● **Directive**: Go through the entries below and pick out every line with "آقای".

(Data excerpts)
+ + + + +

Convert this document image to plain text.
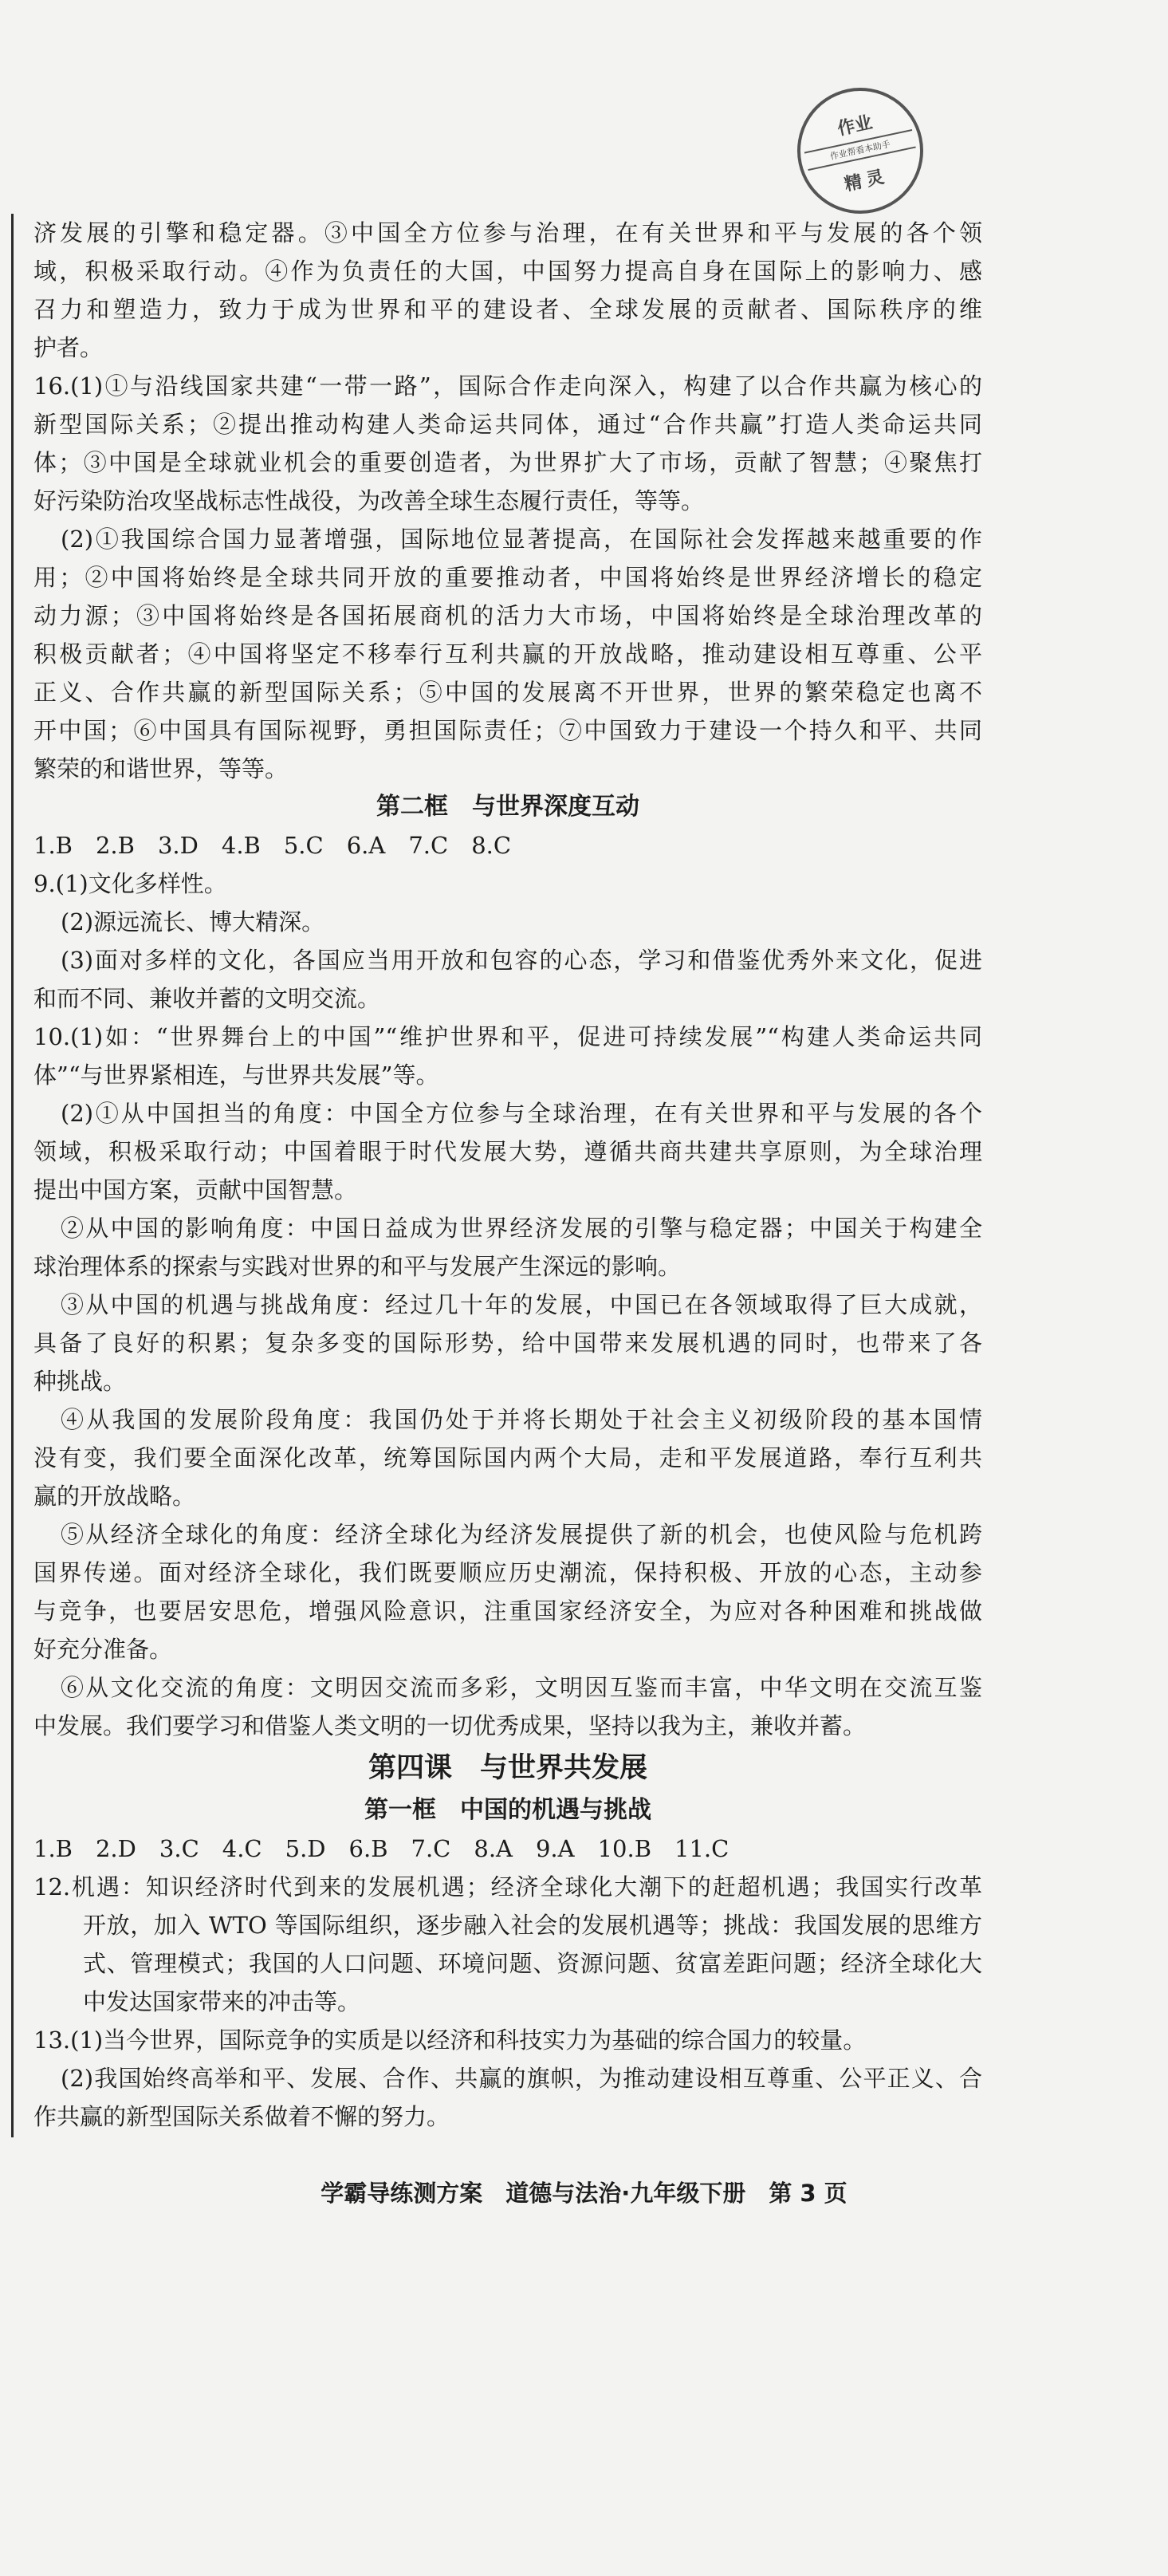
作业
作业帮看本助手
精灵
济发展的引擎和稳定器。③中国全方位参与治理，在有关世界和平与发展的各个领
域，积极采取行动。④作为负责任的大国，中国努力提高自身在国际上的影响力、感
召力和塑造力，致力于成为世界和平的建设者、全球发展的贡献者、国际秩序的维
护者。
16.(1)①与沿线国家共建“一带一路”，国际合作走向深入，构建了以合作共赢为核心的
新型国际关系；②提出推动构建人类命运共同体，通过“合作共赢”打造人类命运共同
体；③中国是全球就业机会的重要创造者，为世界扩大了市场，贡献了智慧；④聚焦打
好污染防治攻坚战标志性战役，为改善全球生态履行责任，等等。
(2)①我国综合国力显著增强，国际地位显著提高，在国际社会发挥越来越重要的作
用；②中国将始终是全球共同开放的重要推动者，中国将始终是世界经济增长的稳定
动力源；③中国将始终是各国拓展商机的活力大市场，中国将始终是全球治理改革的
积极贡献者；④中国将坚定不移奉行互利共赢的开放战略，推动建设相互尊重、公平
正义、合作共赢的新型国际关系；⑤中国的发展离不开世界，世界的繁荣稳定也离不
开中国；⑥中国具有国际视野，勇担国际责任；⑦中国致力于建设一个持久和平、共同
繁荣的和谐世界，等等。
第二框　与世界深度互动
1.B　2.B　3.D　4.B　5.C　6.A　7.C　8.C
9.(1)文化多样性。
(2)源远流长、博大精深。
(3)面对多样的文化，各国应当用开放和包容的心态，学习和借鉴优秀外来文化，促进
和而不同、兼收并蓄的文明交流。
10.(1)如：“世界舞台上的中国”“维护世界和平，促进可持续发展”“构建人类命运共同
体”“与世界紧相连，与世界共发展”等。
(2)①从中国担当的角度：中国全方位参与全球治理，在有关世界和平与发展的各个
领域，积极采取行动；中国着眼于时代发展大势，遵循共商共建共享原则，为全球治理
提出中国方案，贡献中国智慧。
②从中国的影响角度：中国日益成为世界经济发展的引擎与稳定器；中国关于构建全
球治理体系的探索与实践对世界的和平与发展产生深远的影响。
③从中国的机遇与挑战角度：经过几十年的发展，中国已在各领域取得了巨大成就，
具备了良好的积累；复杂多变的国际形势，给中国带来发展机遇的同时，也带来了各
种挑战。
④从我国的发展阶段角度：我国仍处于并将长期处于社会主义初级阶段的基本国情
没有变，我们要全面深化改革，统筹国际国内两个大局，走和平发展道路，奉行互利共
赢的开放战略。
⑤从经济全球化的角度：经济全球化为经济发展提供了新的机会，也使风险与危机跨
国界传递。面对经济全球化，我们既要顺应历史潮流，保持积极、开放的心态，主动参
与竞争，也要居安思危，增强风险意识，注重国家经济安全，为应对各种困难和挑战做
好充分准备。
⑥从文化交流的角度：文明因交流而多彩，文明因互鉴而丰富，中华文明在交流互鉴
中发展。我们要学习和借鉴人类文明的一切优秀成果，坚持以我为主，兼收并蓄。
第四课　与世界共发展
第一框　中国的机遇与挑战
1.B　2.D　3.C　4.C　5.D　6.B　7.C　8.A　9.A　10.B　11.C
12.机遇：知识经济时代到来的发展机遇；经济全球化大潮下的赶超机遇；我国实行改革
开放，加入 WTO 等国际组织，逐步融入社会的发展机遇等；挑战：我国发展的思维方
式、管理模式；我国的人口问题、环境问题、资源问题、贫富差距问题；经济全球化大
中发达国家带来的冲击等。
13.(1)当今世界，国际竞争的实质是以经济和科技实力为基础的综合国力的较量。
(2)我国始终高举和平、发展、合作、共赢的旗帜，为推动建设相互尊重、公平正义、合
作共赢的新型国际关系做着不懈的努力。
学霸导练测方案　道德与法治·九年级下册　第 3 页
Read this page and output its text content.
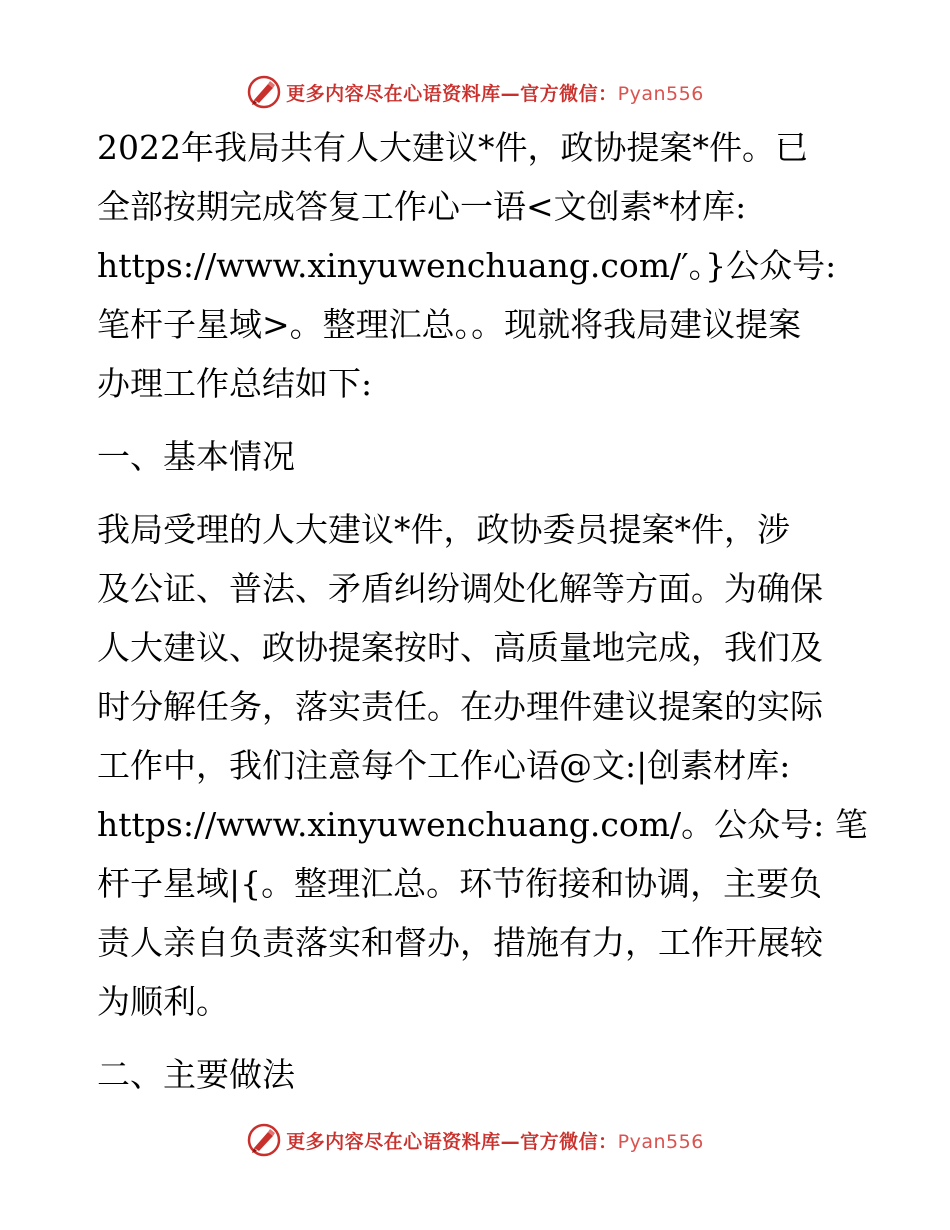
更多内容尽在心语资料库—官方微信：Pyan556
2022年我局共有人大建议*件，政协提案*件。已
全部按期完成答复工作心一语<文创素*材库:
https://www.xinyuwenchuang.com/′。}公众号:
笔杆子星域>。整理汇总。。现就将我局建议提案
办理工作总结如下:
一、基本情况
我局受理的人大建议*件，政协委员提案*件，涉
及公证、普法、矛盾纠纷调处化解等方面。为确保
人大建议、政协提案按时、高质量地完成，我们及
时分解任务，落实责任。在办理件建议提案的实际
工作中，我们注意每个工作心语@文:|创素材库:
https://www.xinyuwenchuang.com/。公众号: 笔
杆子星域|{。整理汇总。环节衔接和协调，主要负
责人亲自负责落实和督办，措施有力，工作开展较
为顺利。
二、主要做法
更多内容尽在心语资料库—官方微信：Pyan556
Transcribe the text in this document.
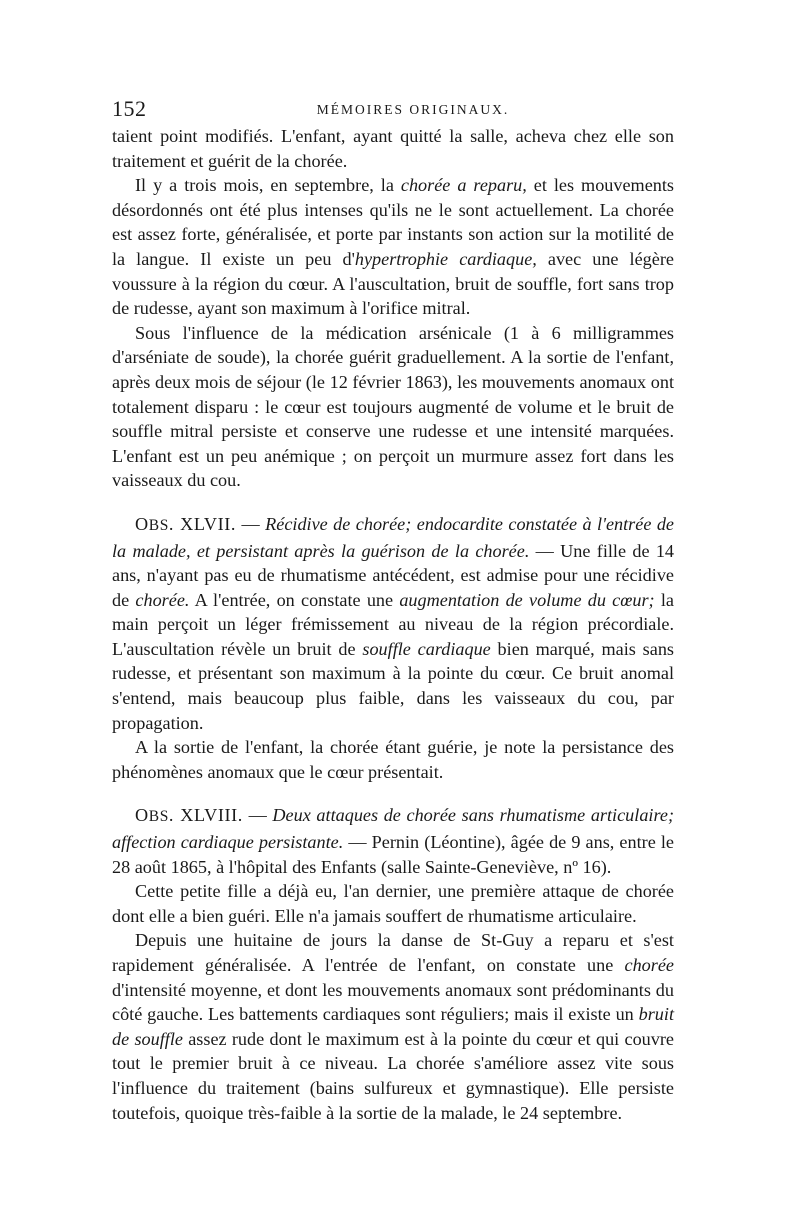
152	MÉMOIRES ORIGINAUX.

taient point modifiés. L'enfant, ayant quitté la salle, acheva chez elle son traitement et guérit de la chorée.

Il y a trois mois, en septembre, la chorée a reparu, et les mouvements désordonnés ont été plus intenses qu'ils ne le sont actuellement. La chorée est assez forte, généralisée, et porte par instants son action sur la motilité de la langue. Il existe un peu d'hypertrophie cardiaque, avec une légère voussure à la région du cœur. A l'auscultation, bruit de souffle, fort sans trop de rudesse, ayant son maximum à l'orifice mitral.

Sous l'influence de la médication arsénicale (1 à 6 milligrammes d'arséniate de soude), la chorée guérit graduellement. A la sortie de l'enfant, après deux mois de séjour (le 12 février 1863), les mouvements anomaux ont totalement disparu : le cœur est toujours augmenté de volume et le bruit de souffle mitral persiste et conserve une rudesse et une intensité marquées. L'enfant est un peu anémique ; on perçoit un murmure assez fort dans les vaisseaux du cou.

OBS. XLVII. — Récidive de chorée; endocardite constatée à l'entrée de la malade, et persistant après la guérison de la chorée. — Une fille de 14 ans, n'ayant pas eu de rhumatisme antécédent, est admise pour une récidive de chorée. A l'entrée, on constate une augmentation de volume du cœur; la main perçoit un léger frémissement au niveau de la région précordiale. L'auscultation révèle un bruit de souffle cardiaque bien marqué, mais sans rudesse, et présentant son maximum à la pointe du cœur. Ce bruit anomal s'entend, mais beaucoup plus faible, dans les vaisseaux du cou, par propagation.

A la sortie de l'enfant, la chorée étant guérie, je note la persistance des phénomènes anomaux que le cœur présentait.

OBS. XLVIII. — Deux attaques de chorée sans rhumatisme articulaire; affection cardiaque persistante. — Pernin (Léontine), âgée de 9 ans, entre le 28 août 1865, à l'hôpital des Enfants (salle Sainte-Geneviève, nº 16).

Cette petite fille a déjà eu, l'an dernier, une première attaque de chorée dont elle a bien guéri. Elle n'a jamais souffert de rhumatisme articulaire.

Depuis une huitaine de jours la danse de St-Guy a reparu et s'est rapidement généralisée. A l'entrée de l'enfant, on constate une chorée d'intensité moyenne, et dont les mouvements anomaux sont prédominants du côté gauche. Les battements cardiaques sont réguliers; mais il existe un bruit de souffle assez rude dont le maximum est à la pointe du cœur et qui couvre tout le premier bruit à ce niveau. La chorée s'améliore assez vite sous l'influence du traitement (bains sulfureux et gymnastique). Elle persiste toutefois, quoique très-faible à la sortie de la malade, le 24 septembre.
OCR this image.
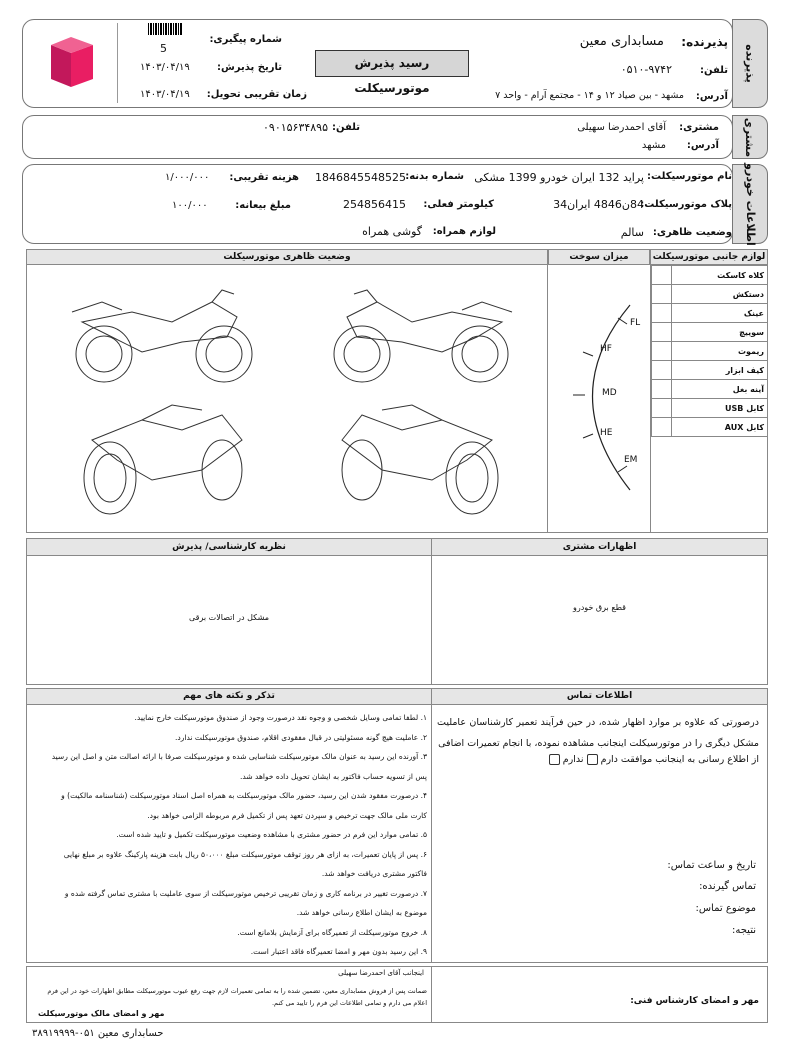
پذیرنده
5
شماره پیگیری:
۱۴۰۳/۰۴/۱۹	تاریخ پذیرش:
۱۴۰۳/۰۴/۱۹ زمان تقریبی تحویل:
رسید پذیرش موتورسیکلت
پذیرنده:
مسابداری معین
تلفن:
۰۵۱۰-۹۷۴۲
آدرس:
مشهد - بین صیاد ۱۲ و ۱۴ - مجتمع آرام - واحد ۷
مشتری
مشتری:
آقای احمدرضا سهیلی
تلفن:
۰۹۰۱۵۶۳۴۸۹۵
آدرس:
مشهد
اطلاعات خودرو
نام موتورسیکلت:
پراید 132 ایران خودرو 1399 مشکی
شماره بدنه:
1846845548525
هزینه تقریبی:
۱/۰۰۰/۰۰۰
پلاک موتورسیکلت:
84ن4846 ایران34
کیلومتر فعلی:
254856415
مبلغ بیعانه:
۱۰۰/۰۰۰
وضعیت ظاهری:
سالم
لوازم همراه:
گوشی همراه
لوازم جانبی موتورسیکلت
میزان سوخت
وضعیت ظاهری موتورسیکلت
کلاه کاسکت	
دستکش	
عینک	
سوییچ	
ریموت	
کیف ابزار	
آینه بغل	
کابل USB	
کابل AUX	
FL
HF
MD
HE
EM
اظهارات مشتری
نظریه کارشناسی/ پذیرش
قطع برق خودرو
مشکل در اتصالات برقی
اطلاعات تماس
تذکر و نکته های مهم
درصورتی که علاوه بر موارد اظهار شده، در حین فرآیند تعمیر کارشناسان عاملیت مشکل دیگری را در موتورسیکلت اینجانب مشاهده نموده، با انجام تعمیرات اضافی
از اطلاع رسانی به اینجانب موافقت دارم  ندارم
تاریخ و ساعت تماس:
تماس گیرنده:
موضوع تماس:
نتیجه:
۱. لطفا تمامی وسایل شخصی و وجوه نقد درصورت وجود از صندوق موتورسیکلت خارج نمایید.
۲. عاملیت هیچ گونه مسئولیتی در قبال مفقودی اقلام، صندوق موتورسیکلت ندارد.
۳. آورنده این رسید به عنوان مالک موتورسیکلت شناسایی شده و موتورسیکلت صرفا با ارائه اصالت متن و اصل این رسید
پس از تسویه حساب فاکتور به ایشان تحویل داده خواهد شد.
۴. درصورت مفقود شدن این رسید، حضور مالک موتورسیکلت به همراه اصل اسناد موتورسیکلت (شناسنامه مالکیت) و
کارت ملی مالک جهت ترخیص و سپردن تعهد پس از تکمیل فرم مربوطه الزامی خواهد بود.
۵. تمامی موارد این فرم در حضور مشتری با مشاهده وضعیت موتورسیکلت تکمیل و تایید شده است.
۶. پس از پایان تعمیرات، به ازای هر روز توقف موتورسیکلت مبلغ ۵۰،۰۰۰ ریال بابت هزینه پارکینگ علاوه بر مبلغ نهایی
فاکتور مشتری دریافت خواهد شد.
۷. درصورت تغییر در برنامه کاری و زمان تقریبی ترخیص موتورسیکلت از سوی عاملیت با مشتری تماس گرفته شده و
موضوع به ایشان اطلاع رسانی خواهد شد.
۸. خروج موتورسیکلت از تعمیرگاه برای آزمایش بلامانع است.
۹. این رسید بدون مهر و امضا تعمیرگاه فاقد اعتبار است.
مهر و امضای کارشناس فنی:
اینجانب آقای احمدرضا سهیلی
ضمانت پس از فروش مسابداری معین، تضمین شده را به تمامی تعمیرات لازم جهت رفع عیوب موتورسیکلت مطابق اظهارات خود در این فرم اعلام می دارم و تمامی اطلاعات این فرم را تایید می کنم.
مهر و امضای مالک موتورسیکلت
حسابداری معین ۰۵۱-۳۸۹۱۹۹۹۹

+ + + + +

● **Full answer**:
آقای احمدرضا سهیلی
اینجانب آقای احمدرضا سهیلی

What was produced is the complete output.